## Data
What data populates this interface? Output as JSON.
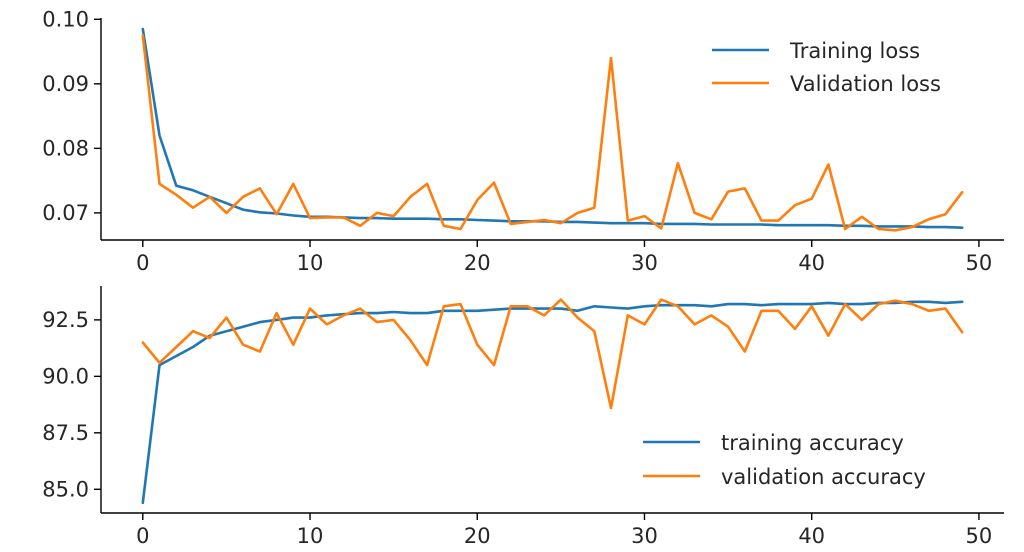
{
  "chart_data": [
    {
      "type": "line",
      "title": "",
      "xlabel": "",
      "ylabel": "",
      "xlim": [
        -2.5,
        51.5
      ],
      "ylim": [
        0.0658,
        0.1002
      ],
      "xticks": [
        0,
        10,
        20,
        30,
        40,
        50
      ],
      "xtick_labels": [
        "0",
        "10",
        "20",
        "30",
        "40",
        "50"
      ],
      "yticks": [
        0.07,
        0.08,
        0.09,
        0.1
      ],
      "ytick_labels": [
        "0.07",
        "0.08",
        "0.09",
        "0.10"
      ],
      "legend": {
        "position": "top-right",
        "entries": [
          "Training loss",
          "Validation loss"
        ]
      },
      "grid": false,
      "x": [
        0,
        1,
        2,
        3,
        4,
        5,
        6,
        7,
        8,
        9,
        10,
        11,
        12,
        13,
        14,
        15,
        16,
        17,
        18,
        19,
        20,
        21,
        22,
        23,
        24,
        25,
        26,
        27,
        28,
        29,
        30,
        31,
        32,
        33,
        34,
        35,
        36,
        37,
        38,
        39,
        40,
        41,
        42,
        43,
        44,
        45,
        46,
        47,
        48,
        49
      ],
      "series": [
        {
          "name": "Training loss",
          "color": "#1f77b4",
          "values": [
            0.0985,
            0.082,
            0.0742,
            0.0735,
            0.0725,
            0.0715,
            0.0705,
            0.0701,
            0.0699,
            0.0696,
            0.0694,
            0.0694,
            0.0693,
            0.0692,
            0.0692,
            0.0691,
            0.0691,
            0.0691,
            0.069,
            0.069,
            0.0689,
            0.0688,
            0.0687,
            0.0687,
            0.0687,
            0.0686,
            0.0686,
            0.0685,
            0.0684,
            0.0684,
            0.0684,
            0.0683,
            0.0683,
            0.0683,
            0.0682,
            0.0682,
            0.0682,
            0.0682,
            0.0681,
            0.0681,
            0.0681,
            0.0681,
            0.068,
            0.068,
            0.0679,
            0.0679,
            0.0679,
            0.0678,
            0.0678,
            0.0677
          ]
        },
        {
          "name": "Validation loss",
          "color": "#ff7f0e",
          "values": [
            0.0975,
            0.0745,
            0.0728,
            0.0708,
            0.0725,
            0.07,
            0.0725,
            0.0738,
            0.0698,
            0.0745,
            0.0692,
            0.0693,
            0.0693,
            0.068,
            0.07,
            0.0695,
            0.0725,
            0.0745,
            0.068,
            0.0675,
            0.072,
            0.0747,
            0.0683,
            0.0686,
            0.0689,
            0.0684,
            0.07,
            0.0708,
            0.094,
            0.0688,
            0.0695,
            0.0676,
            0.0777,
            0.07,
            0.069,
            0.0733,
            0.0738,
            0.0688,
            0.0688,
            0.0712,
            0.0722,
            0.0775,
            0.0675,
            0.0694,
            0.0675,
            0.0673,
            0.0678,
            0.069,
            0.0698,
            0.0732
          ]
        }
      ]
    },
    {
      "type": "line",
      "title": "",
      "xlabel": "",
      "ylabel": "",
      "xlim": [
        -2.5,
        51.5
      ],
      "ylim": [
        83.95,
        94.0
      ],
      "xticks": [
        0,
        10,
        20,
        30,
        40,
        50
      ],
      "xtick_labels": [
        "0",
        "10",
        "20",
        "30",
        "40",
        "50"
      ],
      "yticks": [
        85.0,
        87.5,
        90.0,
        92.5
      ],
      "ytick_labels": [
        "85.0",
        "87.5",
        "90.0",
        "92.5"
      ],
      "legend": {
        "position": "bottom-right",
        "entries": [
          "training accuracy",
          "validation accuracy"
        ]
      },
      "grid": false,
      "x": [
        0,
        1,
        2,
        3,
        4,
        5,
        6,
        7,
        8,
        9,
        10,
        11,
        12,
        13,
        14,
        15,
        16,
        17,
        18,
        19,
        20,
        21,
        22,
        23,
        24,
        25,
        26,
        27,
        28,
        29,
        30,
        31,
        32,
        33,
        34,
        35,
        36,
        37,
        38,
        39,
        40,
        41,
        42,
        43,
        44,
        45,
        46,
        47,
        48,
        49
      ],
      "series": [
        {
          "name": "training accuracy",
          "color": "#1f77b4",
          "values": [
            84.4,
            90.5,
            90.9,
            91.3,
            91.8,
            92.0,
            92.2,
            92.4,
            92.5,
            92.6,
            92.6,
            92.7,
            92.75,
            92.8,
            92.8,
            92.85,
            92.8,
            92.8,
            92.9,
            92.9,
            92.9,
            92.95,
            93.0,
            93.0,
            93.0,
            93.0,
            92.9,
            93.1,
            93.05,
            93.0,
            93.1,
            93.15,
            93.15,
            93.15,
            93.1,
            93.2,
            93.2,
            93.15,
            93.2,
            93.2,
            93.2,
            93.25,
            93.2,
            93.2,
            93.25,
            93.25,
            93.3,
            93.3,
            93.25,
            93.3
          ]
        },
        {
          "name": "validation accuracy",
          "color": "#ff7f0e",
          "values": [
            91.5,
            90.6,
            91.3,
            92.0,
            91.7,
            92.6,
            91.4,
            91.1,
            92.8,
            91.4,
            93.0,
            92.3,
            92.7,
            93.0,
            92.4,
            92.5,
            91.6,
            90.5,
            93.1,
            93.2,
            91.4,
            90.5,
            93.1,
            93.1,
            92.7,
            93.4,
            92.6,
            92.0,
            88.6,
            92.7,
            92.3,
            93.4,
            93.1,
            92.3,
            92.7,
            92.2,
            91.1,
            92.9,
            92.9,
            92.1,
            93.1,
            91.8,
            93.2,
            92.5,
            93.2,
            93.35,
            93.2,
            92.9,
            93.0,
            91.95
          ]
        }
      ]
    }
  ]
}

## Exercise description
List each line of the records that holds the string "accuracy".

## Answer to the task
          "training accuracy",
          "validation accuracy"
          "name": "training accuracy",
          "name": "validation accuracy",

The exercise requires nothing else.